DATA SECTION:
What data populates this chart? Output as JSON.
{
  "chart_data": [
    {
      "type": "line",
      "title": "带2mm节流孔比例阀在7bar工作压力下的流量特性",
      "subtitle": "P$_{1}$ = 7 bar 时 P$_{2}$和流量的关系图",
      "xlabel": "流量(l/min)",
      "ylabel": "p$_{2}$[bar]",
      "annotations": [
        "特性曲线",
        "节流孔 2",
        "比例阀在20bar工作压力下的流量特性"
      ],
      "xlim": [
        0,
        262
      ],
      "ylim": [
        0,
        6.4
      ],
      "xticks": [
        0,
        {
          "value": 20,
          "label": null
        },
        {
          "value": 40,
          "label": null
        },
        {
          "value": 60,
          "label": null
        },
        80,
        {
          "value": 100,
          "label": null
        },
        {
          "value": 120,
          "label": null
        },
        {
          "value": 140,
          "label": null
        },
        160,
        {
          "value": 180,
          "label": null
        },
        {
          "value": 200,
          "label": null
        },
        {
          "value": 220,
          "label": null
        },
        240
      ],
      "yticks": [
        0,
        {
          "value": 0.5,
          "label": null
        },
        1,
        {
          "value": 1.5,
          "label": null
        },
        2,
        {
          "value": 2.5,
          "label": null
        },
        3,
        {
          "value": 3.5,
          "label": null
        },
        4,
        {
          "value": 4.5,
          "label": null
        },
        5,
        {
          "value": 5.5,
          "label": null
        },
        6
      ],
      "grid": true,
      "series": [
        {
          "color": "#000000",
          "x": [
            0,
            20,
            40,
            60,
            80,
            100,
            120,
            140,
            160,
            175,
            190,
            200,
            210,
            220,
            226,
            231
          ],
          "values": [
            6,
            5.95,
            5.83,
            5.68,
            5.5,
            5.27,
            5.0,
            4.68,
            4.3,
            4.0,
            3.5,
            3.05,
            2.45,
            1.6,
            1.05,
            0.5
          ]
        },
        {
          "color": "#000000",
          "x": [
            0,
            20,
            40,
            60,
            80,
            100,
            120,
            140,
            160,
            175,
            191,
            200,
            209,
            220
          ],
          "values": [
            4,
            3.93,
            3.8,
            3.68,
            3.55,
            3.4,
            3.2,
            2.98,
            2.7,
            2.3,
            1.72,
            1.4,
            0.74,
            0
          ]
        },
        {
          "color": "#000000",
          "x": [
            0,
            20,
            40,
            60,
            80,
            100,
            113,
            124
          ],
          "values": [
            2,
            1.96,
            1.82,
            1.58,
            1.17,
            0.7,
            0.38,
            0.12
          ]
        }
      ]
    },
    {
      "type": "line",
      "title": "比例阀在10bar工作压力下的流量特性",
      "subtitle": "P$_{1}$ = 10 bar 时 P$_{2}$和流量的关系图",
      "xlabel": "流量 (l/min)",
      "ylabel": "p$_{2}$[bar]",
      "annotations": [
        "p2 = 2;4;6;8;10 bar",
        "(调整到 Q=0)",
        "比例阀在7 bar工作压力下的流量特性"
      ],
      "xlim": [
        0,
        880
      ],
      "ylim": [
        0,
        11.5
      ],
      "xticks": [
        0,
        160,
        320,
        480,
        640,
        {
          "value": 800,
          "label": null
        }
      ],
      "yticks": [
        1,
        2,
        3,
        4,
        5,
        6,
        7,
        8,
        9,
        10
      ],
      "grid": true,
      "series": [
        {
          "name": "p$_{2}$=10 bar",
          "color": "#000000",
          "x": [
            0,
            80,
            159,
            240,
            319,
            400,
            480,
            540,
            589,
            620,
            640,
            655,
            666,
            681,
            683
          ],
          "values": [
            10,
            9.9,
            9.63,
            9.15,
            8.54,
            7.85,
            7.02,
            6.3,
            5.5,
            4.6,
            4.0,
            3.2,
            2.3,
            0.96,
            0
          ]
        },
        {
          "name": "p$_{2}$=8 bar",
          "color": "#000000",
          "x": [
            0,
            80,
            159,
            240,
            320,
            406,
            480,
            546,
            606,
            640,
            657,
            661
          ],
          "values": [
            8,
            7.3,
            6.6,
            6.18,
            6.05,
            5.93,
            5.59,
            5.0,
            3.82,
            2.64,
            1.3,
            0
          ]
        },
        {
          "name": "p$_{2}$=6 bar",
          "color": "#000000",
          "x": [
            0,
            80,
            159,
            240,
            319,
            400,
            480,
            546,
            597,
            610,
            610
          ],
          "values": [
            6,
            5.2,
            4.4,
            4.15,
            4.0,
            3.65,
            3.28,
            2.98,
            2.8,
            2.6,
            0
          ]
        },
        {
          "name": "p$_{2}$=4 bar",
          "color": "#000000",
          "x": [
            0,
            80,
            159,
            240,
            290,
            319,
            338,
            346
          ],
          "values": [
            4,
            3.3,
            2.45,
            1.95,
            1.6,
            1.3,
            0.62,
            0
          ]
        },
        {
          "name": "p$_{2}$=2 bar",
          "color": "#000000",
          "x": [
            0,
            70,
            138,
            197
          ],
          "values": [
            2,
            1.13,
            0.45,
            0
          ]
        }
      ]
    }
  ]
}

WHAT IS REQUIRED: Set down every record above exactly as given.

RESULT FOR THIS EXERCISE:
What data populates this chart? Output as JSON.
{
  "chart_data": [
    {
      "type": "line",
      "title": "带2mm节流孔比例阀在7bar工作压力下的流量特性",
      "subtitle": "P$_{1}$ = 7 bar 时 P$_{2}$和流量的关系图",
      "xlabel": "流量(l/min)",
      "ylabel": "p$_{2}$[bar]",
      "annotations": [
        "特性曲线",
        "节流孔 2",
        "比例阀在20bar工作压力下的流量特性"
      ],
      "xlim": [
        0,
        262
      ],
      "ylim": [
        0,
        6.4
      ],
      "xticks": [
        0,
        {
          "value": 20,
          "label": null
        },
        {
          "value": 40,
          "label": null
        },
        {
          "value": 60,
          "label": null
        },
        80,
        {
          "value": 100,
          "label": null
        },
        {
          "value": 120,
          "label": null
        },
        {
          "value": 140,
          "label": null
        },
        160,
        {
          "value": 180,
          "label": null
        },
        {
          "value": 200,
          "label": null
        },
        {
          "value": 220,
          "label": null
        },
        240
      ],
      "yticks": [
        0,
        {
          "value": 0.5,
          "label": null
        },
        1,
        {
          "value": 1.5,
          "label": null
        },
        2,
        {
          "value": 2.5,
          "label": null
        },
        3,
        {
          "value": 3.5,
          "label": null
        },
        4,
        {
          "value": 4.5,
          "label": null
        },
        5,
        {
          "value": 5.5,
          "label": null
        },
        6
      ],
      "grid": true,
      "series": [
        {
          "color": "#000000",
          "x": [
            0,
            20,
            40,
            60,
            80,
            100,
            120,
            140,
            160,
            175,
            190,
            200,
            210,
            220,
            226,
            231
          ],
          "values": [
            6,
            5.95,
            5.83,
            5.68,
            5.5,
            5.27,
            5.0,
            4.68,
            4.3,
            4.0,
            3.5,
            3.05,
            2.45,
            1.6,
            1.05,
            0.5
          ]
        },
        {
          "color": "#000000",
          "x": [
            0,
            20,
            40,
            60,
            80,
            100,
            120,
            140,
            160,
            175,
            191,
            200,
            209,
            220
          ],
          "values": [
            4,
            3.93,
            3.8,
            3.68,
            3.55,
            3.4,
            3.2,
            2.98,
            2.7,
            2.3,
            1.72,
            1.4,
            0.74,
            0
          ]
        },
        {
          "color": "#000000",
          "x": [
            0,
            20,
            40,
            60,
            80,
            100,
            113,
            124
          ],
          "values": [
            2,
            1.96,
            1.82,
            1.58,
            1.17,
            0.7,
            0.38,
            0.12
          ]
        }
      ]
    },
    {
      "type": "line",
      "title": "比例阀在10bar工作压力下的流量特性",
      "subtitle": "P$_{1}$ = 10 bar 时 P$_{2}$和流量的关系图",
      "xlabel": "流量 (l/min)",
      "ylabel": "p$_{2}$[bar]",
      "annotations": [
        "p2 = 2;4;6;8;10 bar",
        "(调整到 Q=0)",
        "比例阀在7 bar工作压力下的流量特性"
      ],
      "xlim": [
        0,
        880
      ],
      "ylim": [
        0,
        11.5
      ],
      "xticks": [
        0,
        160,
        320,
        480,
        640,
        {
          "value": 800,
          "label": null
        }
      ],
      "yticks": [
        1,
        2,
        3,
        4,
        5,
        6,
        7,
        8,
        9,
        10
      ],
      "grid": true,
      "series": [
        {
          "name": "p$_{2}$=10 bar",
          "color": "#000000",
          "x": [
            0,
            80,
            159,
            240,
            319,
            400,
            480,
            540,
            589,
            620,
            640,
            655,
            666,
            681,
            683
          ],
          "values": [
            10,
            9.9,
            9.63,
            9.15,
            8.54,
            7.85,
            7.02,
            6.3,
            5.5,
            4.6,
            4.0,
            3.2,
            2.3,
            0.96,
            0
          ]
        },
        {
          "name": "p$_{2}$=8 bar",
          "color": "#000000",
          "x": [
            0,
            80,
            159,
            240,
            320,
            406,
            480,
            546,
            606,
            640,
            657,
            661
          ],
          "values": [
            8,
            7.3,
            6.6,
            6.18,
            6.05,
            5.93,
            5.59,
            5.0,
            3.82,
            2.64,
            1.3,
            0
          ]
        },
        {
          "name": "p$_{2}$=6 bar",
          "color": "#000000",
          "x": [
            0,
            80,
            159,
            240,
            319,
            400,
            480,
            546,
            597,
            610,
            610
          ],
          "values": [
            6,
            5.2,
            4.4,
            4.15,
            4.0,
            3.65,
            3.28,
            2.98,
            2.8,
            2.6,
            0
          ]
        },
        {
          "name": "p$_{2}$=4 bar",
          "color": "#000000",
          "x": [
            0,
            80,
            159,
            240,
            290,
            319,
            338,
            346
          ],
          "values": [
            4,
            3.3,
            2.45,
            1.95,
            1.6,
            1.3,
            0.62,
            0
          ]
        },
        {
          "name": "p$_{2}$=2 bar",
          "color": "#000000",
          "x": [
            0,
            70,
            138,
            197
          ],
          "values": [
            2,
            1.13,
            0.45,
            0
          ]
        }
      ]
    }
  ]
}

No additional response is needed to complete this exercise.